## begin Data for processing

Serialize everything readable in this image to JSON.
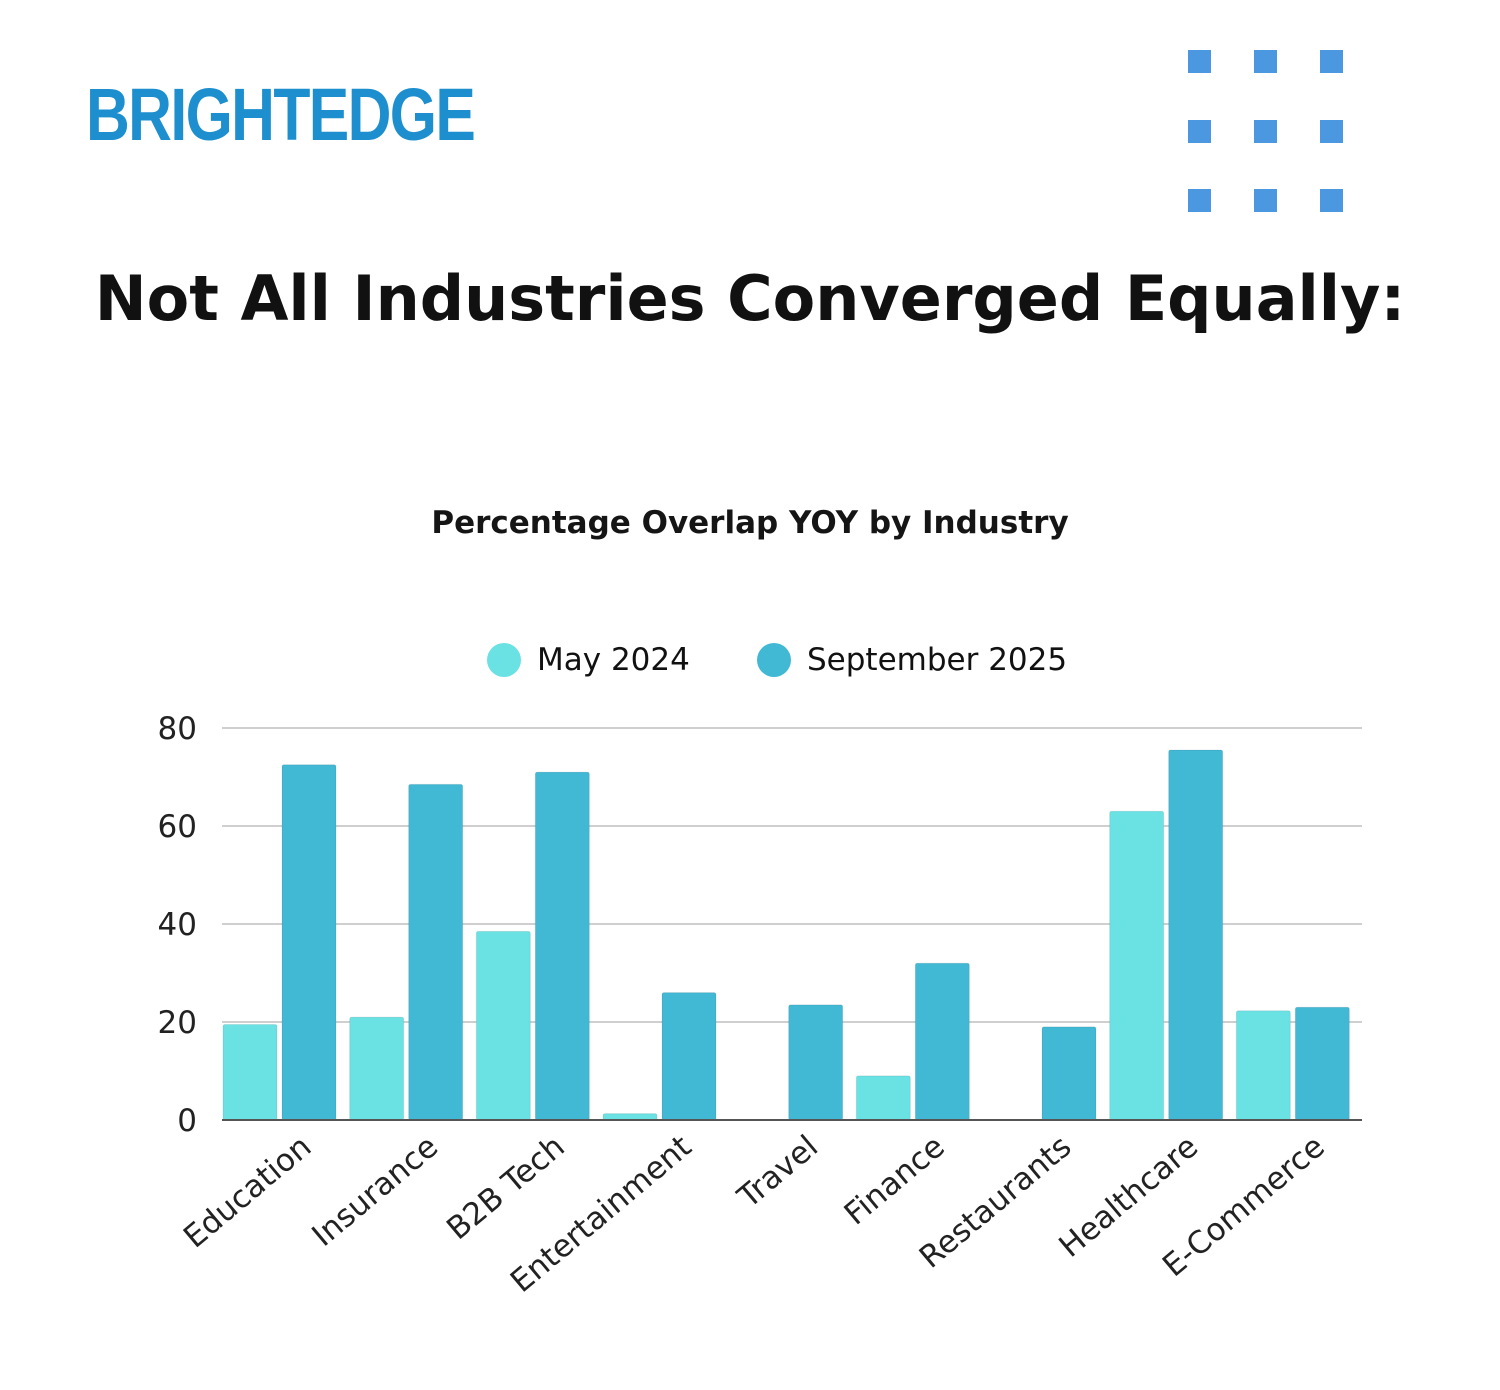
{
  "header": {
    "logo_text": "BRIGHTEDGE",
    "headline": "Not All Industries Converged Equally:"
  },
  "decoration": {
    "dot_grid_icon": "dot-grid-icon",
    "dot_color": "#4b98e0"
  },
  "chart_data": {
    "type": "bar",
    "title": "Percentage Overlap YOY by Industry",
    "categories": [
      "Education",
      "Insurance",
      "B2B Tech",
      "Entertainment",
      "Travel",
      "Finance",
      "Restaurants",
      "Healthcare",
      "E-Commerce"
    ],
    "series": [
      {
        "name": "May 2024",
        "color": "#6ae1e3",
        "values": [
          19.5,
          21,
          38.5,
          1.3,
          0,
          9,
          0,
          63,
          22.3
        ]
      },
      {
        "name": "September 2025",
        "color": "#41b8d4",
        "values": [
          72.5,
          68.5,
          71,
          26,
          23.5,
          32,
          19,
          75.5,
          23
        ]
      }
    ],
    "ylim": [
      0,
      80
    ],
    "yticks": [
      0,
      20,
      40,
      60,
      80
    ],
    "xlabel": "",
    "ylabel": "",
    "grid": true,
    "legend_position": "top"
  }
}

## end Data for processing

Make an exact copy of all entries above, dropping the images.

Serialize everything readable in this image to JSON.
{
  "header": {
    "logo_text": "BRIGHTEDGE",
    "headline": "Not All Industries Converged Equally:"
  },
  "decoration": {
    "dot_grid_icon": "dot-grid-icon",
    "dot_color": "#4b98e0"
  },
  "chart_data": {
    "type": "bar",
    "title": "Percentage Overlap YOY by Industry",
    "categories": [
      "Education",
      "Insurance",
      "B2B Tech",
      "Entertainment",
      "Travel",
      "Finance",
      "Restaurants",
      "Healthcare",
      "E-Commerce"
    ],
    "series": [
      {
        "name": "May 2024",
        "color": "#6ae1e3",
        "values": [
          19.5,
          21,
          38.5,
          1.3,
          0,
          9,
          0,
          63,
          22.3
        ]
      },
      {
        "name": "September 2025",
        "color": "#41b8d4",
        "values": [
          72.5,
          68.5,
          71,
          26,
          23.5,
          32,
          19,
          75.5,
          23
        ]
      }
    ],
    "ylim": [
      0,
      80
    ],
    "yticks": [
      0,
      20,
      40,
      60,
      80
    ],
    "xlabel": "",
    "ylabel": "",
    "grid": true,
    "legend_position": "top"
  }
}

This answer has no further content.